--- START ---
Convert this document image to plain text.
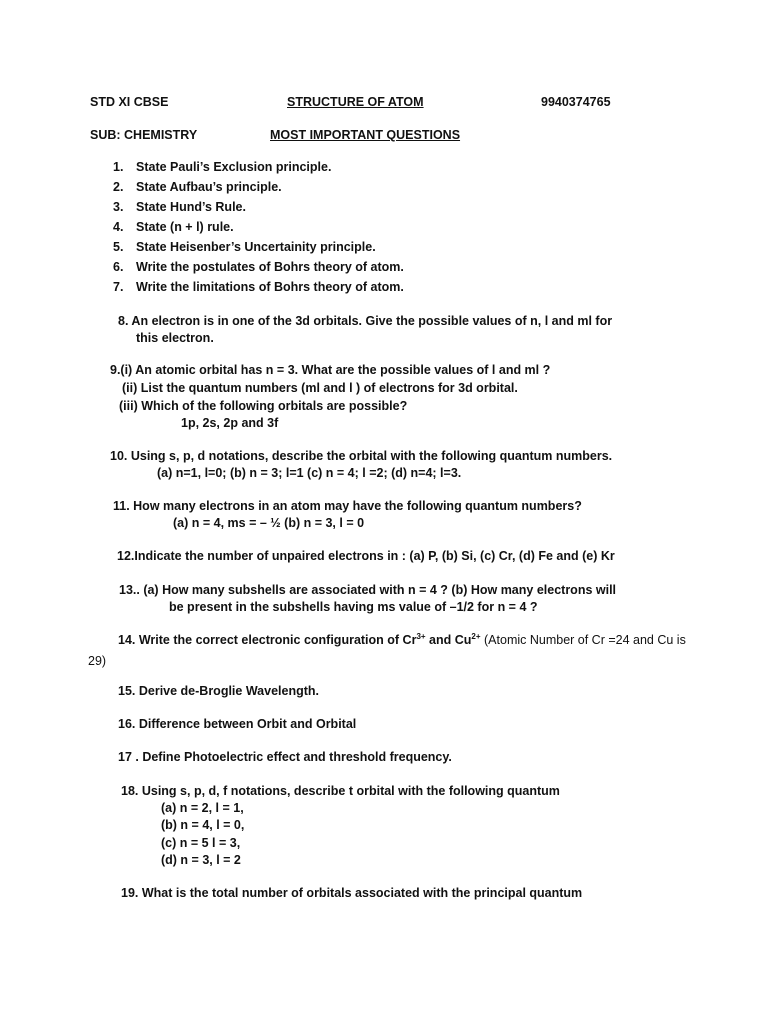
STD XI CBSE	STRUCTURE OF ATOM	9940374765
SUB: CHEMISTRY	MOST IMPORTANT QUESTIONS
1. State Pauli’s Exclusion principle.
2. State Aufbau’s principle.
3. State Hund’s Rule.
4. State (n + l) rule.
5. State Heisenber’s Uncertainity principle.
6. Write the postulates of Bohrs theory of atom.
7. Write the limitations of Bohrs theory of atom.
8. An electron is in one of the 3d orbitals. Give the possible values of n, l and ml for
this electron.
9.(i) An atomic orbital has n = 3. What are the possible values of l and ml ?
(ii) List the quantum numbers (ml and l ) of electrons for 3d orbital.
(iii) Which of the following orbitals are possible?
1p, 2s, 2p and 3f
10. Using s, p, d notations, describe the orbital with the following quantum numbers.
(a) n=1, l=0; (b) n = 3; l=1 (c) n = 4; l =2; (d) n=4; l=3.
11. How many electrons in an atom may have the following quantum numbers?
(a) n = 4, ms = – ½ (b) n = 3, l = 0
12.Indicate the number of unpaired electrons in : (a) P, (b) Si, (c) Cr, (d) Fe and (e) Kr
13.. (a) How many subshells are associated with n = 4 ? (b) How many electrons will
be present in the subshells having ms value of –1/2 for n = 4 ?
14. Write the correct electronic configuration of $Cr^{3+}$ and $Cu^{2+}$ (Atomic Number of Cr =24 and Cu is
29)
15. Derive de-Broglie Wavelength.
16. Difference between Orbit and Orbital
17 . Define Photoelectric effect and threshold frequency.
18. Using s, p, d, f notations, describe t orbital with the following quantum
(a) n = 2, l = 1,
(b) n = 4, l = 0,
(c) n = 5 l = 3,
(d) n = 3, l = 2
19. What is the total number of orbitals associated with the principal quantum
--- END ---
GOAL: Identify all lines in the records above with the word "electrons".

FINAL ANSWER:
(ii) List the quantum numbers (ml and l ) of electrons for 3d orbital.
11. How many electrons in an atom may have the following quantum numbers?
12.Indicate the number of unpaired electrons in : (a) P, (b) Si, (c) Cr, (d) Fe and (e) Kr
13.. (a) How many subshells are associated with n = 4 ? (b) How many electrons will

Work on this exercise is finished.